Any pictures in the records below should be skipped; write out everything else exactly.

☆ ☆ ☆

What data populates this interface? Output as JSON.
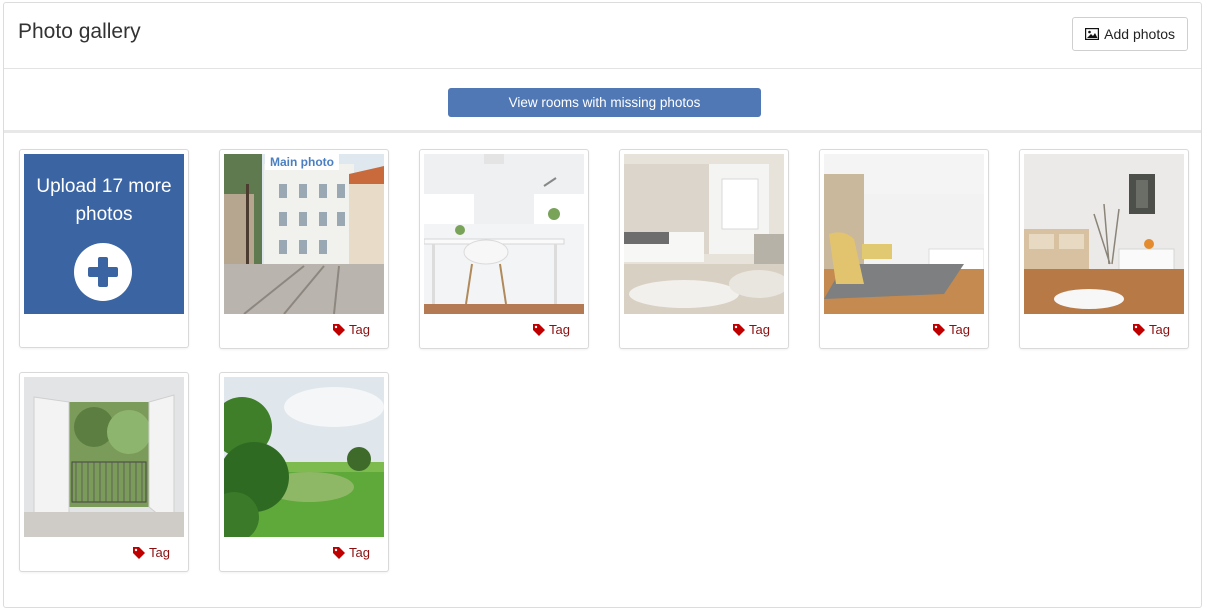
{
  "header": {
    "title": "Photo gallery",
    "add_photos_label": "Add photos"
  },
  "toolbar": {
    "missing_photos_label": "View rooms with missing photos"
  },
  "upload": {
    "label": "Upload 17 more photos"
  },
  "photos": [
    {
      "badge": "Main photo",
      "tag_label": "Tag",
      "subject": "street-scene"
    },
    {
      "tag_label": "Tag",
      "subject": "white-desk-room"
    },
    {
      "tag_label": "Tag",
      "subject": "bedroom"
    },
    {
      "tag_label": "Tag",
      "subject": "studio-room"
    },
    {
      "tag_label": "Tag",
      "subject": "living-room-shelves"
    },
    {
      "tag_label": "Tag",
      "subject": "window-garden-view"
    },
    {
      "tag_label": "Tag",
      "subject": "green-landscape"
    }
  ],
  "colors": {
    "primary_button": "#5078b4",
    "upload_tile": "#3b64a3",
    "tag": "#8b1010",
    "badge_text": "#4a7fc1"
  }
}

☆ ☆ ☆

*Final result:*
What data populates this interface? Output as JSON.
{
  "header": {
    "title": "Photo gallery",
    "add_photos_label": "Add photos"
  },
  "toolbar": {
    "missing_photos_label": "View rooms with missing photos"
  },
  "upload": {
    "label": "Upload 17 more photos"
  },
  "photos": [
    {
      "badge": "Main photo",
      "tag_label": "Tag",
      "subject": "street-scene"
    },
    {
      "tag_label": "Tag",
      "subject": "white-desk-room"
    },
    {
      "tag_label": "Tag",
      "subject": "bedroom"
    },
    {
      "tag_label": "Tag",
      "subject": "studio-room"
    },
    {
      "tag_label": "Tag",
      "subject": "living-room-shelves"
    },
    {
      "tag_label": "Tag",
      "subject": "window-garden-view"
    },
    {
      "tag_label": "Tag",
      "subject": "green-landscape"
    }
  ],
  "colors": {
    "primary_button": "#5078b4",
    "upload_tile": "#3b64a3",
    "tag": "#8b1010",
    "badge_text": "#4a7fc1"
  }
}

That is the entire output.